[start Dataset]
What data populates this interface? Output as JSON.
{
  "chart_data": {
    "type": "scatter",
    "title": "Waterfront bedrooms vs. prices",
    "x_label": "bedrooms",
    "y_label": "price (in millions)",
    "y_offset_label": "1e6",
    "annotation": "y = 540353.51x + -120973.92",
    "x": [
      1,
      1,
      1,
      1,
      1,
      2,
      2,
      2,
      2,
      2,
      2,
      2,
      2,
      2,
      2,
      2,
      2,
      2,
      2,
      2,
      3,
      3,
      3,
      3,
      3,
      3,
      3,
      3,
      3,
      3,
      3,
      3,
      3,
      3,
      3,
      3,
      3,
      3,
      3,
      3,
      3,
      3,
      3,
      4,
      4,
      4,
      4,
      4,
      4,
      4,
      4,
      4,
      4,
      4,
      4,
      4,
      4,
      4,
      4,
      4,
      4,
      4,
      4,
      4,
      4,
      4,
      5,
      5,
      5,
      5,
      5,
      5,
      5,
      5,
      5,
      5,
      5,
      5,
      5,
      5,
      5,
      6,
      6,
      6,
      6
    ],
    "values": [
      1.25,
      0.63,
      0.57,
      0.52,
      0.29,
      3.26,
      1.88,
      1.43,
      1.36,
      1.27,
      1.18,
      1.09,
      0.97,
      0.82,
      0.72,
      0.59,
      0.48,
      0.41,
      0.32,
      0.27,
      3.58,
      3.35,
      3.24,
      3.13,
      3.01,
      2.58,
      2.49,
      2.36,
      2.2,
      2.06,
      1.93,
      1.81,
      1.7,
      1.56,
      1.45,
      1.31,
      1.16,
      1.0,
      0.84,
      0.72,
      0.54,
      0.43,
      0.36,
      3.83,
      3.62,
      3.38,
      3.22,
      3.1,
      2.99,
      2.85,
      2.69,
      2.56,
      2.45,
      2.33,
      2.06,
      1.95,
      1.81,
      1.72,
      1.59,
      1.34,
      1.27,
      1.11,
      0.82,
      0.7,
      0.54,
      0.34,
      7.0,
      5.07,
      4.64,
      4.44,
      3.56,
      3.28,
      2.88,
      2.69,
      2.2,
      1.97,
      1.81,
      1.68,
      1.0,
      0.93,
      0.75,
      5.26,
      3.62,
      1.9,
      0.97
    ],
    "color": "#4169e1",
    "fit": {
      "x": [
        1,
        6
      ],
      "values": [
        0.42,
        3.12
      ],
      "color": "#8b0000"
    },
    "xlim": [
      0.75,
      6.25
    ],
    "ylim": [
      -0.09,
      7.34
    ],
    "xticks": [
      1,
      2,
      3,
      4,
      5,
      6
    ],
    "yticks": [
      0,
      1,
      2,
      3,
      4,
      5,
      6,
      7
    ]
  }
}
[end Dataset]
All of the material must be reproduced exactly.

• **Written answer**
What data populates this interface? Output as JSON.
{
  "chart_data": {
    "type": "scatter",
    "title": "Waterfront bedrooms vs. prices",
    "x_label": "bedrooms",
    "y_label": "price (in millions)",
    "y_offset_label": "1e6",
    "annotation": "y = 540353.51x + -120973.92",
    "x": [
      1,
      1,
      1,
      1,
      1,
      2,
      2,
      2,
      2,
      2,
      2,
      2,
      2,
      2,
      2,
      2,
      2,
      2,
      2,
      2,
      3,
      3,
      3,
      3,
      3,
      3,
      3,
      3,
      3,
      3,
      3,
      3,
      3,
      3,
      3,
      3,
      3,
      3,
      3,
      3,
      3,
      3,
      3,
      4,
      4,
      4,
      4,
      4,
      4,
      4,
      4,
      4,
      4,
      4,
      4,
      4,
      4,
      4,
      4,
      4,
      4,
      4,
      4,
      4,
      4,
      4,
      5,
      5,
      5,
      5,
      5,
      5,
      5,
      5,
      5,
      5,
      5,
      5,
      5,
      5,
      5,
      6,
      6,
      6,
      6
    ],
    "values": [
      1.25,
      0.63,
      0.57,
      0.52,
      0.29,
      3.26,
      1.88,
      1.43,
      1.36,
      1.27,
      1.18,
      1.09,
      0.97,
      0.82,
      0.72,
      0.59,
      0.48,
      0.41,
      0.32,
      0.27,
      3.58,
      3.35,
      3.24,
      3.13,
      3.01,
      2.58,
      2.49,
      2.36,
      2.2,
      2.06,
      1.93,
      1.81,
      1.7,
      1.56,
      1.45,
      1.31,
      1.16,
      1.0,
      0.84,
      0.72,
      0.54,
      0.43,
      0.36,
      3.83,
      3.62,
      3.38,
      3.22,
      3.1,
      2.99,
      2.85,
      2.69,
      2.56,
      2.45,
      2.33,
      2.06,
      1.95,
      1.81,
      1.72,
      1.59,
      1.34,
      1.27,
      1.11,
      0.82,
      0.7,
      0.54,
      0.34,
      7.0,
      5.07,
      4.64,
      4.44,
      3.56,
      3.28,
      2.88,
      2.69,
      2.2,
      1.97,
      1.81,
      1.68,
      1.0,
      0.93,
      0.75,
      5.26,
      3.62,
      1.9,
      0.97
    ],
    "color": "#4169e1",
    "fit": {
      "x": [
        1,
        6
      ],
      "values": [
        0.42,
        3.12
      ],
      "color": "#8b0000"
    },
    "xlim": [
      0.75,
      6.25
    ],
    "ylim": [
      -0.09,
      7.34
    ],
    "xticks": [
      1,
      2,
      3,
      4,
      5,
      6
    ],
    "yticks": [
      0,
      1,
      2,
      3,
      4,
      5,
      6,
      7
    ]
  }
}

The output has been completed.